EXERCISE >> Copy every line that contains the string "page" from the entries below.

DATASET CONTENT >>
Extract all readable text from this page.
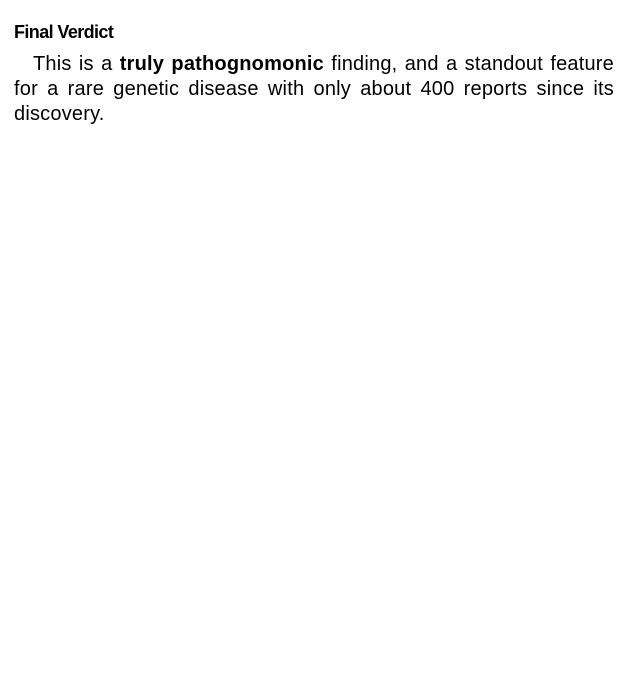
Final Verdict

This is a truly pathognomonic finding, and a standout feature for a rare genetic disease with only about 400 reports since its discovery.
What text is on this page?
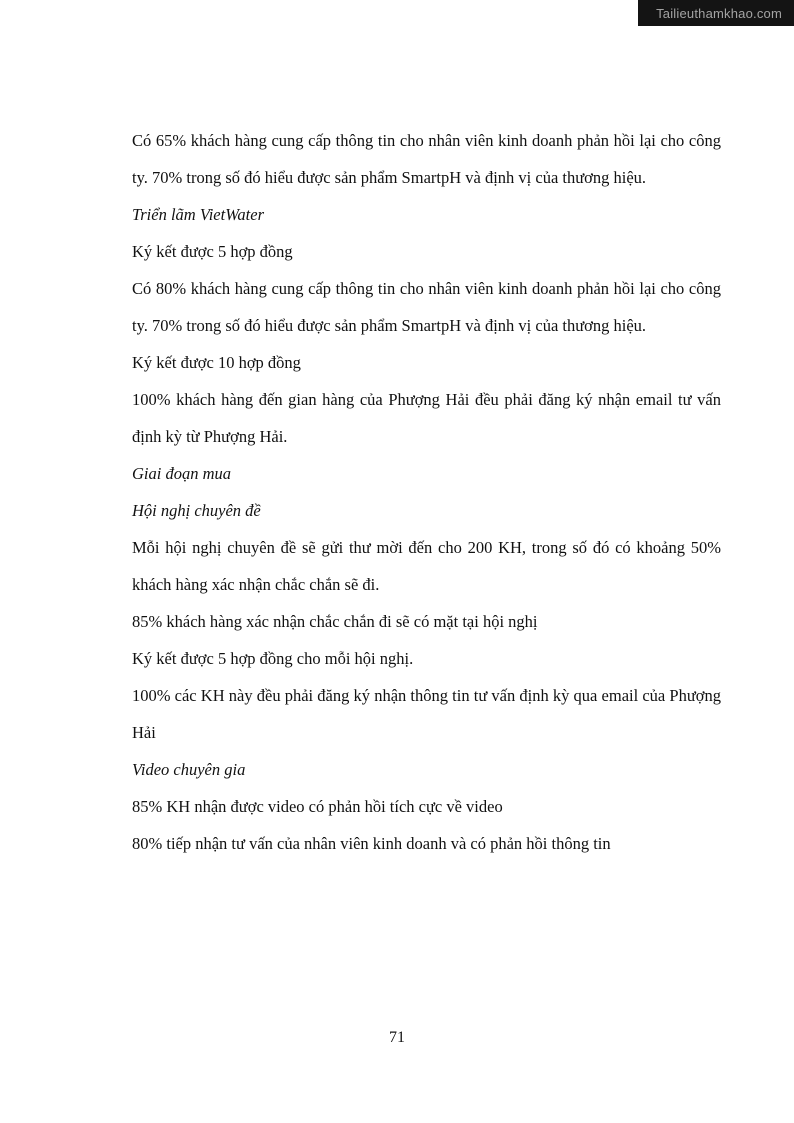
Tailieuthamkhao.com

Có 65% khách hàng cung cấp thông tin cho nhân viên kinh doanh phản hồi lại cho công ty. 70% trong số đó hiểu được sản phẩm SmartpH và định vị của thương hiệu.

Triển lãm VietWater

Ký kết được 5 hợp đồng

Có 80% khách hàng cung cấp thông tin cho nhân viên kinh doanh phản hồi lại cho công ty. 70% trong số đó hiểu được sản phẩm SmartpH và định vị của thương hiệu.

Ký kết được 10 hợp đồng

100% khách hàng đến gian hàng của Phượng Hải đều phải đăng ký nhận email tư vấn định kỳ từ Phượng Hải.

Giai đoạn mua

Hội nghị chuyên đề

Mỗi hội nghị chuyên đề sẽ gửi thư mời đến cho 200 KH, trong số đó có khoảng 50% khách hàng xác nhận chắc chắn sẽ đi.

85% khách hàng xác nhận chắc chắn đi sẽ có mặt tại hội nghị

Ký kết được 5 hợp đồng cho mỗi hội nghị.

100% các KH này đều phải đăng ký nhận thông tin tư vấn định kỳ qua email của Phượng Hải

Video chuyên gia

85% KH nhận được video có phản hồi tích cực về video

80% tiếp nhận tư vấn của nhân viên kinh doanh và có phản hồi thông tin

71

--

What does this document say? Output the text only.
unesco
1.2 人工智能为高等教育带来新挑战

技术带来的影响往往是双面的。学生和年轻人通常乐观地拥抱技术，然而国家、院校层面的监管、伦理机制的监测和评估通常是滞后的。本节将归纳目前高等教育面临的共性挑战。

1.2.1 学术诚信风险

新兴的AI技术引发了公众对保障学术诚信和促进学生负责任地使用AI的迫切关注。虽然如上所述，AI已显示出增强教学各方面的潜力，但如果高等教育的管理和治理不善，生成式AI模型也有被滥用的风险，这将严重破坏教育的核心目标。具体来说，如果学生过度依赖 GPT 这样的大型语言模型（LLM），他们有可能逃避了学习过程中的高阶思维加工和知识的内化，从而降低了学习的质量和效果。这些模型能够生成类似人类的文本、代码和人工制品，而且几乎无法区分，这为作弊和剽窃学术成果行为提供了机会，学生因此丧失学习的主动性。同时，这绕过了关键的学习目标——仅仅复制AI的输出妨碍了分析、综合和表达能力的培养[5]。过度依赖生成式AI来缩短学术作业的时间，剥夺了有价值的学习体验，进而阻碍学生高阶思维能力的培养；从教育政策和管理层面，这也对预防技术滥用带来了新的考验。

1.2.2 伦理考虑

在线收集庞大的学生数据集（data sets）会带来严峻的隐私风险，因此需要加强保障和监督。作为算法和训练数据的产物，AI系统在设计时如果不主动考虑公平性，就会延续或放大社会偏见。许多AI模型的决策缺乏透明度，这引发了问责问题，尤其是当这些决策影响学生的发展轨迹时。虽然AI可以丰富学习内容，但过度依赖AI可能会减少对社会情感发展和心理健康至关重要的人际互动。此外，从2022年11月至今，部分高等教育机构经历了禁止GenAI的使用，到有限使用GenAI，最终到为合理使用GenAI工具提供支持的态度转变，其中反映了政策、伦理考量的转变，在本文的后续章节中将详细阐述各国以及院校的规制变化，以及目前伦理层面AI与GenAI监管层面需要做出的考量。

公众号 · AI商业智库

CORRECT RESULT >>
Extract all readable text from this page.
What text is on this page?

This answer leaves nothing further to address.